◆ **Task requirements**
Please rewrite the lines below, changing every "x-tick-label" to "x-axis-label" and leaving everything else as it is. Omit the pictures from your answer.
======== Records ========
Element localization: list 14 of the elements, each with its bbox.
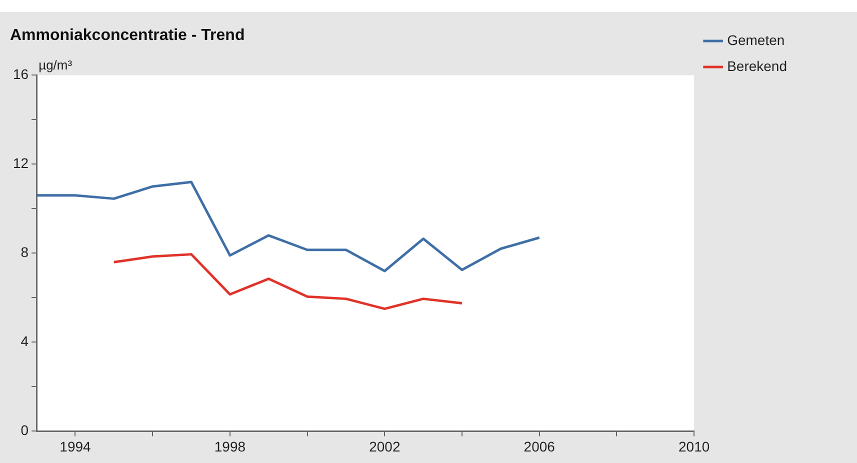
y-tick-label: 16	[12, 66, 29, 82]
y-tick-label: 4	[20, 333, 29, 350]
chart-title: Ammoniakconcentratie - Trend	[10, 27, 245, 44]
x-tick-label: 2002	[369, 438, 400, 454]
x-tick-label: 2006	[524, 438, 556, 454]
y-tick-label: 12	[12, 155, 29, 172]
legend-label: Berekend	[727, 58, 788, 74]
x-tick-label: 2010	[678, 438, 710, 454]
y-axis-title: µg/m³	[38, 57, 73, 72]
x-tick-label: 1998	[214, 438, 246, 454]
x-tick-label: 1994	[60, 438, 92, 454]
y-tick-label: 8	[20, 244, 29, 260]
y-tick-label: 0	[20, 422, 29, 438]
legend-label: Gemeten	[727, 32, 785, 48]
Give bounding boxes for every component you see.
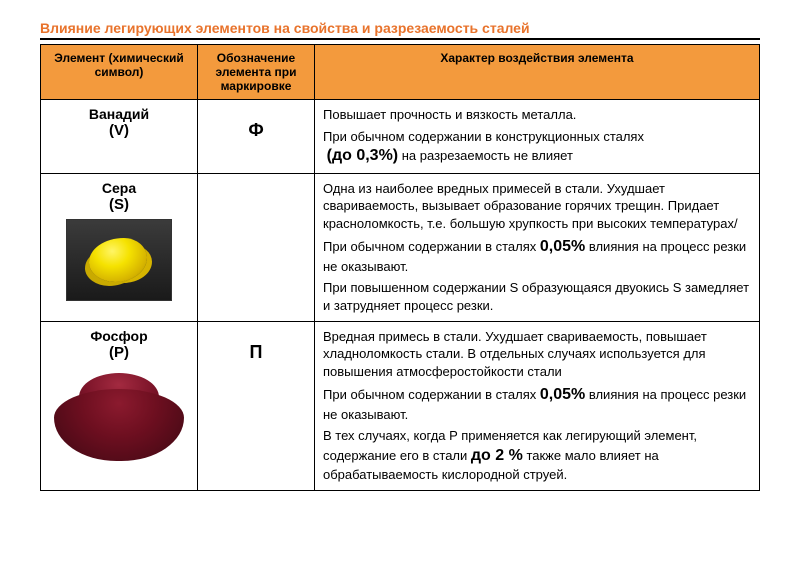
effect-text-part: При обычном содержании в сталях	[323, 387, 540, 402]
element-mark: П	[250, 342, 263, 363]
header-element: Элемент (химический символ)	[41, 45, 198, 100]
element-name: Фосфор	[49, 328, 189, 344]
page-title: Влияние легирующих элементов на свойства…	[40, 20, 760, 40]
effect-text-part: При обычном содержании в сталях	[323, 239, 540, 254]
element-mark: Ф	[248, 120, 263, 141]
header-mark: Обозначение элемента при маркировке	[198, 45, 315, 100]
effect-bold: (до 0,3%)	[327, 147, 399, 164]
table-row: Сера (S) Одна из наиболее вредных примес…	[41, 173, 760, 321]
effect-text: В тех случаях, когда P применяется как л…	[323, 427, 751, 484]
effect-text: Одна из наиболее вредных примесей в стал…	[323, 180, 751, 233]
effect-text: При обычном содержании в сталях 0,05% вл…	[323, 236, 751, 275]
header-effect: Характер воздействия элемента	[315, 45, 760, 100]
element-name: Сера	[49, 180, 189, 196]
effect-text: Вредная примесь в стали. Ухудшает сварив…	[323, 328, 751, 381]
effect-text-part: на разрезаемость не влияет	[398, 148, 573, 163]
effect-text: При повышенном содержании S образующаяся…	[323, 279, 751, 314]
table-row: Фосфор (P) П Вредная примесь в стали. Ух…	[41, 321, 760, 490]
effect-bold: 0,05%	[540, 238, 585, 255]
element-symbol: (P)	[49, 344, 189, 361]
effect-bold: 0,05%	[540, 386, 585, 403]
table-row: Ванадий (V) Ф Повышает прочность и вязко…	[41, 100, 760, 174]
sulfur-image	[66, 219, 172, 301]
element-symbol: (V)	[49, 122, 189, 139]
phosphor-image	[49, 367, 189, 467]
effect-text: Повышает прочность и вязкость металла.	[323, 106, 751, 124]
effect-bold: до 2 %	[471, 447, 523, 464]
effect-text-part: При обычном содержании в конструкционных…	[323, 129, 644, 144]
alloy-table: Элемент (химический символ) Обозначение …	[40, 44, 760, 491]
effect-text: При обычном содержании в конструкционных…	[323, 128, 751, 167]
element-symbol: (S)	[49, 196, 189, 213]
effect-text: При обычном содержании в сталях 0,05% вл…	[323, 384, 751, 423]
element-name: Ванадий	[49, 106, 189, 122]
========
◆ **Result for this task**
Element localization: list 14 of the elements, each with its bbox.
y-tick-label: 16	[12, 66, 29, 82]
y-tick-label: 4	[20, 333, 29, 350]
chart-title: Ammoniakconcentratie - Trend	[10, 27, 245, 44]
x-axis-label: 2002	[369, 438, 400, 454]
x-axis-label: 2006	[524, 438, 556, 454]
y-tick-label: 12	[12, 155, 29, 172]
legend-label: Berekend	[727, 58, 788, 74]
x-axis-label: 2010	[678, 438, 710, 454]
y-axis-title: µg/m³	[38, 57, 73, 72]
x-axis-label: 1998	[214, 438, 246, 454]
x-axis-label: 1994	[60, 438, 92, 454]
y-tick-label: 8	[20, 244, 29, 260]
y-tick-label: 0	[20, 422, 29, 438]
legend-label: Gemeten	[727, 32, 785, 48]
Give bounding boxes for every component you see.
effect-text-part: При обычном содержании в сталях	[323, 387, 540, 402]
element-mark: П	[250, 342, 263, 363]
header-element: Элемент (химический символ)	[41, 45, 198, 100]
element-name: Фосфор	[49, 328, 189, 344]
page-title: Влияние легирующих элементов на свойства…	[40, 20, 760, 40]
effect-text-part: При обычном содержании в сталях	[323, 239, 540, 254]
element-mark: Ф	[248, 120, 263, 141]
header-mark: Обозначение элемента при маркировке	[198, 45, 315, 100]
effect-bold: (до 0,3%)	[327, 147, 399, 164]
table-row: Сера (S) Одна из наиболее вредных примес…	[41, 173, 760, 321]
effect-text: В тех случаях, когда P применяется как л…	[323, 427, 751, 484]
effect-text: Одна из наиболее вредных примесей в стал…	[323, 180, 751, 233]
effect-text: При обычном содержании в сталях 0,05% вл…	[323, 236, 751, 275]
header-effect: Характер воздействия элемента	[315, 45, 760, 100]
element-name: Сера	[49, 180, 189, 196]
effect-text: Вредная примесь в стали. Ухудшает сварив…	[323, 328, 751, 381]
effect-text-part: на разрезаемость не влияет	[398, 148, 573, 163]
effect-text: При повышенном содержании S образующаяся…	[323, 279, 751, 314]
table-row: Фосфор (P) П Вредная примесь в стали. Ух…	[41, 321, 760, 490]
effect-bold: 0,05%	[540, 238, 585, 255]
element-symbol: (P)	[49, 344, 189, 361]
effect-bold: 0,05%	[540, 386, 585, 403]
table-row: Ванадий (V) Ф Повышает прочность и вязко…	[41, 100, 760, 174]
sulfur-image	[66, 219, 172, 301]
element-symbol: (V)	[49, 122, 189, 139]
phosphor-image	[49, 367, 189, 467]
effect-text: Повышает прочность и вязкость металла.	[323, 106, 751, 124]
effect-bold: до 2 %	[471, 447, 523, 464]
effect-text-part: При обычном содержании в конструкционных…	[323, 129, 644, 144]
alloy-table: Элемент (химический символ) Обозначение …	[40, 44, 760, 491]
effect-text: При обычном содержании в конструкционных…	[323, 128, 751, 167]
element-symbol: (S)	[49, 196, 189, 213]
effect-text: При обычном содержании в сталях 0,05% вл…	[323, 384, 751, 423]
element-name: Ванадий	[49, 106, 189, 122]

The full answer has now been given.